▸ **Exercise data**:
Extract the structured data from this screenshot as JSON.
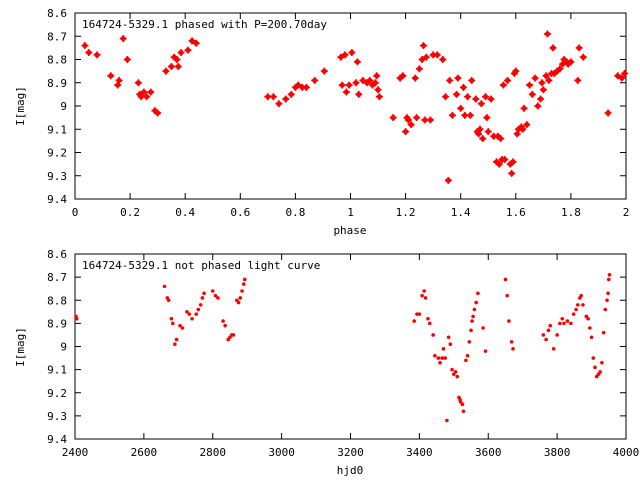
{
  "chart_data": [
    {
      "type": "scatter",
      "title": "164724-5329.1 phased with P=200.70day",
      "xlabel": "phase",
      "ylabel": "I[mag]",
      "xlim": [
        0,
        2
      ],
      "ylim": [
        8.6,
        9.4
      ],
      "y_inverted": true,
      "xticks": [
        "0",
        "0.2",
        "0.4",
        "0.6",
        "0.8",
        "1",
        "1.2",
        "1.4",
        "1.6",
        "1.8",
        "2"
      ],
      "yticks": [
        "8.6",
        "8.7",
        "8.8",
        "8.9",
        "9",
        "9.1",
        "9.2",
        "9.3",
        "9.4"
      ],
      "marker_color": "#ff0000",
      "grid": false,
      "series": [
        {
          "points": [
            [
              0.036,
              8.74
            ],
            [
              0.05,
              8.77
            ],
            [
              0.08,
              8.78
            ],
            [
              0.13,
              8.87
            ],
            [
              0.155,
              8.91
            ],
            [
              0.16,
              8.89
            ],
            [
              0.175,
              8.71
            ],
            [
              0.19,
              8.8
            ],
            [
              0.23,
              8.9
            ],
            [
              0.235,
              8.95
            ],
            [
              0.24,
              8.96
            ],
            [
              0.25,
              8.94
            ],
            [
              0.26,
              8.96
            ],
            [
              0.275,
              8.94
            ],
            [
              0.29,
              9.02
            ],
            [
              0.3,
              9.03
            ],
            [
              0.33,
              8.85
            ],
            [
              0.35,
              8.83
            ],
            [
              0.36,
              8.79
            ],
            [
              0.37,
              8.8
            ],
            [
              0.375,
              8.83
            ],
            [
              0.385,
              8.77
            ],
            [
              0.41,
              8.76
            ],
            [
              0.425,
              8.72
            ],
            [
              0.44,
              8.73
            ],
            [
              0.7,
              8.96
            ],
            [
              0.72,
              8.96
            ],
            [
              0.74,
              8.99
            ],
            [
              0.765,
              8.97
            ],
            [
              0.785,
              8.95
            ],
            [
              0.8,
              8.92
            ],
            [
              0.81,
              8.91
            ],
            [
              0.825,
              8.92
            ],
            [
              0.84,
              8.92
            ],
            [
              0.87,
              8.89
            ],
            [
              0.905,
              8.85
            ],
            [
              0.965,
              8.79
            ],
            [
              0.98,
              8.78
            ],
            [
              0.97,
              8.91
            ],
            [
              0.985,
              8.94
            ],
            [
              0.995,
              8.91
            ],
            [
              1.005,
              8.77
            ],
            [
              1.02,
              8.9
            ],
            [
              1.025,
              8.81
            ],
            [
              1.03,
              8.95
            ],
            [
              1.045,
              8.89
            ],
            [
              1.06,
              8.9
            ],
            [
              1.07,
              8.89
            ],
            [
              1.08,
              8.91
            ],
            [
              1.09,
              8.9
            ],
            [
              1.095,
              8.87
            ],
            [
              1.1,
              8.93
            ],
            [
              1.105,
              8.96
            ],
            [
              1.155,
              9.05
            ],
            [
              1.18,
              8.88
            ],
            [
              1.19,
              8.87
            ],
            [
              1.2,
              9.11
            ],
            [
              1.205,
              9.05
            ],
            [
              1.21,
              9.06
            ],
            [
              1.22,
              9.08
            ],
            [
              1.235,
              8.88
            ],
            [
              1.24,
              9.05
            ],
            [
              1.25,
              8.84
            ],
            [
              1.26,
              8.8
            ],
            [
              1.265,
              8.74
            ],
            [
              1.27,
              9.06
            ],
            [
              1.275,
              8.79
            ],
            [
              1.29,
              9.06
            ],
            [
              1.3,
              8.78
            ],
            [
              1.315,
              8.78
            ],
            [
              1.335,
              8.8
            ],
            [
              1.345,
              8.96
            ],
            [
              1.355,
              9.32
            ],
            [
              1.36,
              8.89
            ],
            [
              1.37,
              9.04
            ],
            [
              1.385,
              8.95
            ],
            [
              1.39,
              8.88
            ],
            [
              1.4,
              9.01
            ],
            [
              1.41,
              8.92
            ],
            [
              1.415,
              9.04
            ],
            [
              1.425,
              8.96
            ],
            [
              1.435,
              9.04
            ],
            [
              1.44,
              8.89
            ],
            [
              1.455,
              8.97
            ],
            [
              1.46,
              9.11
            ],
            [
              1.465,
              9.12
            ],
            [
              1.47,
              9.1
            ],
            [
              1.475,
              8.99
            ],
            [
              1.48,
              9.14
            ],
            [
              1.49,
              8.96
            ],
            [
              1.495,
              9.05
            ],
            [
              1.5,
              9.11
            ],
            [
              1.51,
              8.97
            ],
            [
              1.52,
              9.13
            ],
            [
              1.53,
              9.24
            ],
            [
              1.535,
              9.13
            ],
            [
              1.54,
              9.25
            ],
            [
              1.545,
              9.14
            ],
            [
              1.55,
              9.23
            ],
            [
              1.555,
              8.91
            ],
            [
              1.56,
              9.23
            ],
            [
              1.57,
              8.89
            ],
            [
              1.58,
              9.25
            ],
            [
              1.585,
              9.29
            ],
            [
              1.59,
              9.24
            ],
            [
              1.595,
              8.86
            ],
            [
              1.6,
              8.85
            ],
            [
              1.605,
              9.12
            ],
            [
              1.61,
              9.1
            ],
            [
              1.62,
              9.09
            ],
            [
              1.625,
              9.1
            ],
            [
              1.63,
              9.01
            ],
            [
              1.64,
              9.08
            ],
            [
              1.65,
              8.91
            ],
            [
              1.66,
              8.95
            ],
            [
              1.67,
              8.88
            ],
            [
              1.68,
              9.0
            ],
            [
              1.69,
              8.97
            ],
            [
              1.695,
              8.9
            ],
            [
              1.7,
              8.93
            ],
            [
              1.71,
              8.87
            ],
            [
              1.715,
              8.69
            ],
            [
              1.72,
              8.89
            ],
            [
              1.73,
              8.86
            ],
            [
              1.735,
              8.75
            ],
            [
              1.74,
              8.86
            ],
            [
              1.75,
              8.85
            ],
            [
              1.76,
              8.84
            ],
            [
              1.77,
              8.82
            ],
            [
              1.775,
              8.8
            ],
            [
              1.785,
              8.81
            ],
            [
              1.79,
              8.82
            ],
            [
              1.8,
              8.81
            ],
            [
              1.825,
              8.89
            ],
            [
              1.83,
              8.75
            ],
            [
              1.845,
              8.79
            ],
            [
              1.935,
              9.03
            ],
            [
              1.97,
              8.87
            ],
            [
              1.985,
              8.88
            ],
            [
              1.995,
              8.86
            ]
          ]
        }
      ]
    },
    {
      "type": "scatter",
      "title": "164724-5329.1 not phased light curve",
      "xlabel": "hjd0",
      "ylabel": "I[mag]",
      "xlim": [
        2400,
        4000
      ],
      "ylim": [
        8.6,
        9.4
      ],
      "y_inverted": true,
      "xticks": [
        "2400",
        "2600",
        "2800",
        "3000",
        "3200",
        "3400",
        "3600",
        "3800",
        "4000"
      ],
      "yticks": [
        "8.6",
        "8.7",
        "8.8",
        "8.9",
        "9",
        "9.1",
        "9.2",
        "9.3",
        "9.4"
      ],
      "marker_color": "#ff0000",
      "grid": false,
      "series": [
        {
          "points": [
            [
              2403,
              8.87
            ],
            [
              2405,
              8.88
            ],
            [
              2660,
              8.74
            ],
            [
              2668,
              8.79
            ],
            [
              2672,
              8.8
            ],
            [
              2680,
              8.88
            ],
            [
              2684,
              8.9
            ],
            [
              2690,
              8.99
            ],
            [
              2695,
              8.97
            ],
            [
              2705,
              8.91
            ],
            [
              2712,
              8.92
            ],
            [
              2725,
              8.85
            ],
            [
              2732,
              8.86
            ],
            [
              2740,
              8.88
            ],
            [
              2752,
              8.86
            ],
            [
              2758,
              8.84
            ],
            [
              2765,
              8.82
            ],
            [
              2770,
              8.79
            ],
            [
              2775,
              8.77
            ],
            [
              2800,
              8.76
            ],
            [
              2808,
              8.78
            ],
            [
              2815,
              8.79
            ],
            [
              2830,
              8.89
            ],
            [
              2836,
              8.91
            ],
            [
              2845,
              8.97
            ],
            [
              2850,
              8.96
            ],
            [
              2855,
              8.95
            ],
            [
              2860,
              8.95
            ],
            [
              2870,
              8.8
            ],
            [
              2875,
              8.81
            ],
            [
              2880,
              8.79
            ],
            [
              2885,
              8.76
            ],
            [
              2890,
              8.73
            ],
            [
              2893,
              8.71
            ],
            [
              3385,
              8.89
            ],
            [
              3393,
              8.86
            ],
            [
              3400,
              8.86
            ],
            [
              3408,
              8.78
            ],
            [
              3414,
              8.76
            ],
            [
              3418,
              8.79
            ],
            [
              3425,
              8.88
            ],
            [
              3430,
              8.9
            ],
            [
              3440,
              8.95
            ],
            [
              3445,
              9.04
            ],
            [
              3455,
              9.05
            ],
            [
              3460,
              9.07
            ],
            [
              3466,
              9.05
            ],
            [
              3470,
              9.01
            ],
            [
              3475,
              9.05
            ],
            [
              3480,
              9.32
            ],
            [
              3485,
              8.96
            ],
            [
              3490,
              8.99
            ],
            [
              3495,
              9.1
            ],
            [
              3500,
              9.12
            ],
            [
              3505,
              9.11
            ],
            [
              3510,
              9.13
            ],
            [
              3515,
              9.22
            ],
            [
              3518,
              9.23
            ],
            [
              3520,
              9.24
            ],
            [
              3525,
              9.25
            ],
            [
              3528,
              9.28
            ],
            [
              3535,
              9.06
            ],
            [
              3540,
              9.04
            ],
            [
              3545,
              8.98
            ],
            [
              3550,
              8.93
            ],
            [
              3553,
              8.89
            ],
            [
              3556,
              8.87
            ],
            [
              3560,
              8.84
            ],
            [
              3565,
              8.81
            ],
            [
              3570,
              8.77
            ],
            [
              3585,
              8.92
            ],
            [
              3592,
              9.02
            ],
            [
              3650,
              8.71
            ],
            [
              3655,
              8.78
            ],
            [
              3660,
              8.89
            ],
            [
              3668,
              8.98
            ],
            [
              3672,
              9.01
            ],
            [
              3760,
              8.95
            ],
            [
              3768,
              8.97
            ],
            [
              3775,
              8.93
            ],
            [
              3780,
              8.91
            ],
            [
              3790,
              9.01
            ],
            [
              3800,
              8.95
            ],
            [
              3808,
              8.9
            ],
            [
              3815,
              8.88
            ],
            [
              3820,
              8.9
            ],
            [
              3830,
              8.89
            ],
            [
              3840,
              8.9
            ],
            [
              3848,
              8.86
            ],
            [
              3855,
              8.84
            ],
            [
              3860,
              8.82
            ],
            [
              3866,
              8.79
            ],
            [
              3870,
              8.78
            ],
            [
              3875,
              8.82
            ],
            [
              3885,
              8.87
            ],
            [
              3890,
              8.88
            ],
            [
              3895,
              8.92
            ],
            [
              3900,
              8.96
            ],
            [
              3905,
              9.05
            ],
            [
              3910,
              9.09
            ],
            [
              3915,
              9.13
            ],
            [
              3920,
              9.12
            ],
            [
              3925,
              9.11
            ],
            [
              3930,
              9.07
            ],
            [
              3935,
              8.94
            ],
            [
              3940,
              8.84
            ],
            [
              3945,
              8.8
            ],
            [
              3948,
              8.77
            ],
            [
              3950,
              8.71
            ],
            [
              3952,
              8.69
            ]
          ]
        }
      ]
    }
  ]
}
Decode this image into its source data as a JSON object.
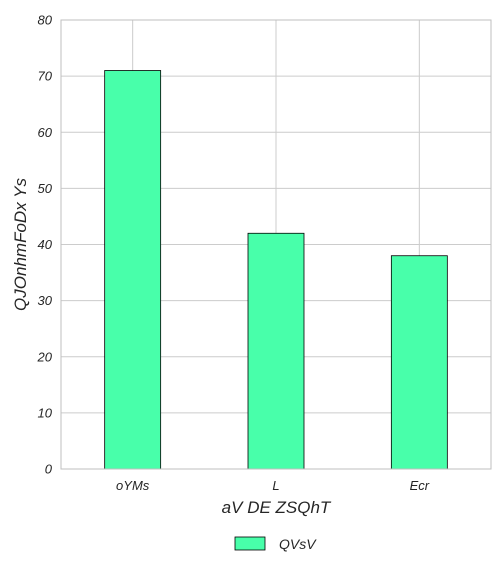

▸ **Aim**: Copy all lines from the listing that contain "title".

▸ **Task result**:
      "title": "164724-5329.1 phased with P=200.70day",
      "title": "164724-5329.1 not phased light curve",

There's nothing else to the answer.